To do:
Each entry needs to be restated exactly as written.

Supplied records:
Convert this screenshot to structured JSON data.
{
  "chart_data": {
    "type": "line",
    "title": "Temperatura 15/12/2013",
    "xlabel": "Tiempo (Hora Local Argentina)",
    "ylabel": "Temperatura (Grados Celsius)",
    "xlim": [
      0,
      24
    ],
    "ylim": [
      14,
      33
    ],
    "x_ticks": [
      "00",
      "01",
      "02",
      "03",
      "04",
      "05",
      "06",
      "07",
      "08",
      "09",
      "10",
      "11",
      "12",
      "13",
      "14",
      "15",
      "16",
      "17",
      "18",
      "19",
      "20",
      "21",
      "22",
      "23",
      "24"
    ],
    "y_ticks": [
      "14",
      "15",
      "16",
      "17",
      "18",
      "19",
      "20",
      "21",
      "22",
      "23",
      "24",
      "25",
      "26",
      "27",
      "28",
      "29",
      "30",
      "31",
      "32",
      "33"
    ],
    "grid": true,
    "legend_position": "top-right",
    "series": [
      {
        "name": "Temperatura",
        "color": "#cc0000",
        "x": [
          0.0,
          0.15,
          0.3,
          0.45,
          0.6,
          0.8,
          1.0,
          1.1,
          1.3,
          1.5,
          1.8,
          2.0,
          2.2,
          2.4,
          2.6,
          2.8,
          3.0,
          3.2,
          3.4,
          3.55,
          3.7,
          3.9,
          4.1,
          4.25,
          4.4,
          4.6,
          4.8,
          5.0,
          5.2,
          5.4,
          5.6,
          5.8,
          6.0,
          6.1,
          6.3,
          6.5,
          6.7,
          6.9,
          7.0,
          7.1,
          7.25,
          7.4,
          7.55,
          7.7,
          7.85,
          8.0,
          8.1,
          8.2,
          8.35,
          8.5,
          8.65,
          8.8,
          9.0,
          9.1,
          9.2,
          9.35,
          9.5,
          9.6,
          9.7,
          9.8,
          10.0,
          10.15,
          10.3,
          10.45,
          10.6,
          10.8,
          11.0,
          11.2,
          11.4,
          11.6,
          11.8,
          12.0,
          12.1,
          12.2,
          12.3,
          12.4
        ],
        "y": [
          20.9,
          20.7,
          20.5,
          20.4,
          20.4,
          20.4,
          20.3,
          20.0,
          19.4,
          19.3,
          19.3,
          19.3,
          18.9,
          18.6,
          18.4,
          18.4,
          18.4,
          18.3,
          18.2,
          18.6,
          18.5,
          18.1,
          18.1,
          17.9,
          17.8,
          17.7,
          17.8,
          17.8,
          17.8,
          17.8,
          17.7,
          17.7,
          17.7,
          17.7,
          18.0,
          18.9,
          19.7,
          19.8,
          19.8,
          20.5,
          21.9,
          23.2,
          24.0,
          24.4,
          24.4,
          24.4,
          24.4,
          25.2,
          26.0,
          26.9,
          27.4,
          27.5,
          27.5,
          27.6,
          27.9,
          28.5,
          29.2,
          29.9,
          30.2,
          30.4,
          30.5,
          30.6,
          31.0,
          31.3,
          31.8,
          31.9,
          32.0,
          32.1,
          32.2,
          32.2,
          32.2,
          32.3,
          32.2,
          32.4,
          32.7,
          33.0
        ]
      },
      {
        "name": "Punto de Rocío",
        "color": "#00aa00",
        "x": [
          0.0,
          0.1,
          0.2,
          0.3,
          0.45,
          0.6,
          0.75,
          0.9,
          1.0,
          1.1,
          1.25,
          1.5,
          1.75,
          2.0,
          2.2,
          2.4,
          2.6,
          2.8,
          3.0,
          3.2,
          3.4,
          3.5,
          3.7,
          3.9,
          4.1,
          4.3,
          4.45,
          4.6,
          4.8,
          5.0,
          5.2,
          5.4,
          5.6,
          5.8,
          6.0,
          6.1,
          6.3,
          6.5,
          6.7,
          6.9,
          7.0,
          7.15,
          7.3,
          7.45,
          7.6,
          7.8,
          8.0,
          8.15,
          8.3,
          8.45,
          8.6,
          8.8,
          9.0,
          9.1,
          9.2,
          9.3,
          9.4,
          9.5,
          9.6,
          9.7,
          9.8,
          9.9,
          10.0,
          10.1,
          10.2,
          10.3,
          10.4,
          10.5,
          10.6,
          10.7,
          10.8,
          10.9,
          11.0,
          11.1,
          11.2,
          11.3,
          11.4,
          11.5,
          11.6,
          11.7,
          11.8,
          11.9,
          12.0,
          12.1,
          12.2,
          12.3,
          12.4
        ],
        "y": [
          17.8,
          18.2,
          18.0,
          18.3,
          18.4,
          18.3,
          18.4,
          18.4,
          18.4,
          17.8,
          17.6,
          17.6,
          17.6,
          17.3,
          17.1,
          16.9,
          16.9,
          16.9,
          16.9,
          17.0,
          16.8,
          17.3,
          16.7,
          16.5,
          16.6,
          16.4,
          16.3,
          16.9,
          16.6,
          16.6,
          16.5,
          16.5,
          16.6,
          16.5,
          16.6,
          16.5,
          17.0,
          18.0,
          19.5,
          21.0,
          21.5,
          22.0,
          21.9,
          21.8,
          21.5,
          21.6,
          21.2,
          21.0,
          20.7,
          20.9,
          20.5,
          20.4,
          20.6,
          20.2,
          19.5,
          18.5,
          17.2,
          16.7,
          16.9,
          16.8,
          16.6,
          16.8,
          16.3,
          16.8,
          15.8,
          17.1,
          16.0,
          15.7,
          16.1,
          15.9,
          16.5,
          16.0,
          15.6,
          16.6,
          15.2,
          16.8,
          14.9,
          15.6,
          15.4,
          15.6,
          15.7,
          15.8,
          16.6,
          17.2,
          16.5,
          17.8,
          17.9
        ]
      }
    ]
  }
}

Worked answer:
Convert this screenshot to structured JSON data.
{
  "chart_data": {
    "type": "line",
    "title": "Temperatura 15/12/2013",
    "xlabel": "Tiempo (Hora Local Argentina)",
    "ylabel": "Temperatura (Grados Celsius)",
    "xlim": [
      0,
      24
    ],
    "ylim": [
      14,
      33
    ],
    "x_ticks": [
      "00",
      "01",
      "02",
      "03",
      "04",
      "05",
      "06",
      "07",
      "08",
      "09",
      "10",
      "11",
      "12",
      "13",
      "14",
      "15",
      "16",
      "17",
      "18",
      "19",
      "20",
      "21",
      "22",
      "23",
      "24"
    ],
    "y_ticks": [
      "14",
      "15",
      "16",
      "17",
      "18",
      "19",
      "20",
      "21",
      "22",
      "23",
      "24",
      "25",
      "26",
      "27",
      "28",
      "29",
      "30",
      "31",
      "32",
      "33"
    ],
    "grid": true,
    "legend_position": "top-right",
    "series": [
      {
        "name": "Temperatura",
        "color": "#cc0000",
        "x": [
          0.0,
          0.15,
          0.3,
          0.45,
          0.6,
          0.8,
          1.0,
          1.1,
          1.3,
          1.5,
          1.8,
          2.0,
          2.2,
          2.4,
          2.6,
          2.8,
          3.0,
          3.2,
          3.4,
          3.55,
          3.7,
          3.9,
          4.1,
          4.25,
          4.4,
          4.6,
          4.8,
          5.0,
          5.2,
          5.4,
          5.6,
          5.8,
          6.0,
          6.1,
          6.3,
          6.5,
          6.7,
          6.9,
          7.0,
          7.1,
          7.25,
          7.4,
          7.55,
          7.7,
          7.85,
          8.0,
          8.1,
          8.2,
          8.35,
          8.5,
          8.65,
          8.8,
          9.0,
          9.1,
          9.2,
          9.35,
          9.5,
          9.6,
          9.7,
          9.8,
          10.0,
          10.15,
          10.3,
          10.45,
          10.6,
          10.8,
          11.0,
          11.2,
          11.4,
          11.6,
          11.8,
          12.0,
          12.1,
          12.2,
          12.3,
          12.4
        ],
        "y": [
          20.9,
          20.7,
          20.5,
          20.4,
          20.4,
          20.4,
          20.3,
          20.0,
          19.4,
          19.3,
          19.3,
          19.3,
          18.9,
          18.6,
          18.4,
          18.4,
          18.4,
          18.3,
          18.2,
          18.6,
          18.5,
          18.1,
          18.1,
          17.9,
          17.8,
          17.7,
          17.8,
          17.8,
          17.8,
          17.8,
          17.7,
          17.7,
          17.7,
          17.7,
          18.0,
          18.9,
          19.7,
          19.8,
          19.8,
          20.5,
          21.9,
          23.2,
          24.0,
          24.4,
          24.4,
          24.4,
          24.4,
          25.2,
          26.0,
          26.9,
          27.4,
          27.5,
          27.5,
          27.6,
          27.9,
          28.5,
          29.2,
          29.9,
          30.2,
          30.4,
          30.5,
          30.6,
          31.0,
          31.3,
          31.8,
          31.9,
          32.0,
          32.1,
          32.2,
          32.2,
          32.2,
          32.3,
          32.2,
          32.4,
          32.7,
          33.0
        ]
      },
      {
        "name": "Punto de Rocío",
        "color": "#00aa00",
        "x": [
          0.0,
          0.1,
          0.2,
          0.3,
          0.45,
          0.6,
          0.75,
          0.9,
          1.0,
          1.1,
          1.25,
          1.5,
          1.75,
          2.0,
          2.2,
          2.4,
          2.6,
          2.8,
          3.0,
          3.2,
          3.4,
          3.5,
          3.7,
          3.9,
          4.1,
          4.3,
          4.45,
          4.6,
          4.8,
          5.0,
          5.2,
          5.4,
          5.6,
          5.8,
          6.0,
          6.1,
          6.3,
          6.5,
          6.7,
          6.9,
          7.0,
          7.15,
          7.3,
          7.45,
          7.6,
          7.8,
          8.0,
          8.15,
          8.3,
          8.45,
          8.6,
          8.8,
          9.0,
          9.1,
          9.2,
          9.3,
          9.4,
          9.5,
          9.6,
          9.7,
          9.8,
          9.9,
          10.0,
          10.1,
          10.2,
          10.3,
          10.4,
          10.5,
          10.6,
          10.7,
          10.8,
          10.9,
          11.0,
          11.1,
          11.2,
          11.3,
          11.4,
          11.5,
          11.6,
          11.7,
          11.8,
          11.9,
          12.0,
          12.1,
          12.2,
          12.3,
          12.4
        ],
        "y": [
          17.8,
          18.2,
          18.0,
          18.3,
          18.4,
          18.3,
          18.4,
          18.4,
          18.4,
          17.8,
          17.6,
          17.6,
          17.6,
          17.3,
          17.1,
          16.9,
          16.9,
          16.9,
          16.9,
          17.0,
          16.8,
          17.3,
          16.7,
          16.5,
          16.6,
          16.4,
          16.3,
          16.9,
          16.6,
          16.6,
          16.5,
          16.5,
          16.6,
          16.5,
          16.6,
          16.5,
          17.0,
          18.0,
          19.5,
          21.0,
          21.5,
          22.0,
          21.9,
          21.8,
          21.5,
          21.6,
          21.2,
          21.0,
          20.7,
          20.9,
          20.5,
          20.4,
          20.6,
          20.2,
          19.5,
          18.5,
          17.2,
          16.7,
          16.9,
          16.8,
          16.6,
          16.8,
          16.3,
          16.8,
          15.8,
          17.1,
          16.0,
          15.7,
          16.1,
          15.9,
          16.5,
          16.0,
          15.6,
          16.6,
          15.2,
          16.8,
          14.9,
          15.6,
          15.4,
          15.6,
          15.7,
          15.8,
          16.6,
          17.2,
          16.5,
          17.8,
          17.9
        ]
      }
    ]
  }
}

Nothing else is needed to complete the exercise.